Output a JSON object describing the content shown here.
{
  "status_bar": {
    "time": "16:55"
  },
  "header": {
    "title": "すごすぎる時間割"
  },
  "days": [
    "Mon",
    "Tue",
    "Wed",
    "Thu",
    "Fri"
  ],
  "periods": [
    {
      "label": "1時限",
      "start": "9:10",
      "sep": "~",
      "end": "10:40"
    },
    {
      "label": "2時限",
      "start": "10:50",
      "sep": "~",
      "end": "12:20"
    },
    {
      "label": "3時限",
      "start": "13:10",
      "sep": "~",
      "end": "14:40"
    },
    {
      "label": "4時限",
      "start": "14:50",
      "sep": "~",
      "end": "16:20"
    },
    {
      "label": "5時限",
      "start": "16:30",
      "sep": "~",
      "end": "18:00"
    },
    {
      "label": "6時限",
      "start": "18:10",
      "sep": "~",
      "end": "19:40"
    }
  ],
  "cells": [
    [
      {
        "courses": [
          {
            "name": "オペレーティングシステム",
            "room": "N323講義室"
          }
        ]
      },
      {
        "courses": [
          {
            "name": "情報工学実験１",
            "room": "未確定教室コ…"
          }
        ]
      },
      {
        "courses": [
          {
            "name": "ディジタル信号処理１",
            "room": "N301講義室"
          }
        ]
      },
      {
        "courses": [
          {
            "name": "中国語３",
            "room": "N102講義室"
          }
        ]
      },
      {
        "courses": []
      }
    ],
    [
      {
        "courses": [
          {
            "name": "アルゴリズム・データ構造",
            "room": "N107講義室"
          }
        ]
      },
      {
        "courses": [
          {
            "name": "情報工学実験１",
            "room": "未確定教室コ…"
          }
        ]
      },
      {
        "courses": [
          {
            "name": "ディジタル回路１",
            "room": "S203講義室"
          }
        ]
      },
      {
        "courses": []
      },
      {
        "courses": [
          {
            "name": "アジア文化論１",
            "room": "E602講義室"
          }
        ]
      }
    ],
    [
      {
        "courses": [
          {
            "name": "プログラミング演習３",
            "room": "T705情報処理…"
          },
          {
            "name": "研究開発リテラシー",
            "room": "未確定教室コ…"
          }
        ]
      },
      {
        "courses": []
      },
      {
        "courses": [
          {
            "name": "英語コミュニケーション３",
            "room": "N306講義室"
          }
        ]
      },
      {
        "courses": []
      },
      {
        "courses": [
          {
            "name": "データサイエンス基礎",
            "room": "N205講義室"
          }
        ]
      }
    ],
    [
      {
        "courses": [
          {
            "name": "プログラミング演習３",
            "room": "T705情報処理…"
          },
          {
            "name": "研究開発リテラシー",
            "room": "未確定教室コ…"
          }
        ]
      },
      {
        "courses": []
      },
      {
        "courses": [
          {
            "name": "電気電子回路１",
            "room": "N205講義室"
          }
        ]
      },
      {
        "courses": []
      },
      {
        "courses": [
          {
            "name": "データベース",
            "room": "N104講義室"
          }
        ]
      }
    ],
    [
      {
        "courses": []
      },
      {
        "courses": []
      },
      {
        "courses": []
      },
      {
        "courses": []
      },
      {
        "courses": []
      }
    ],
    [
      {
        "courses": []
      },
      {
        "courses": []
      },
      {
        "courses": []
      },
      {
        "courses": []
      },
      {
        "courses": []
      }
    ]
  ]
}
---
**Written instruction**
Pick out, from the lines above, every one that contains the string "start".

**Written answer**
      "start": "9:10",
      "start": "10:50",
      "start": "13:10",
      "start": "14:50",
      "start": "16:30",
      "start": "18:10",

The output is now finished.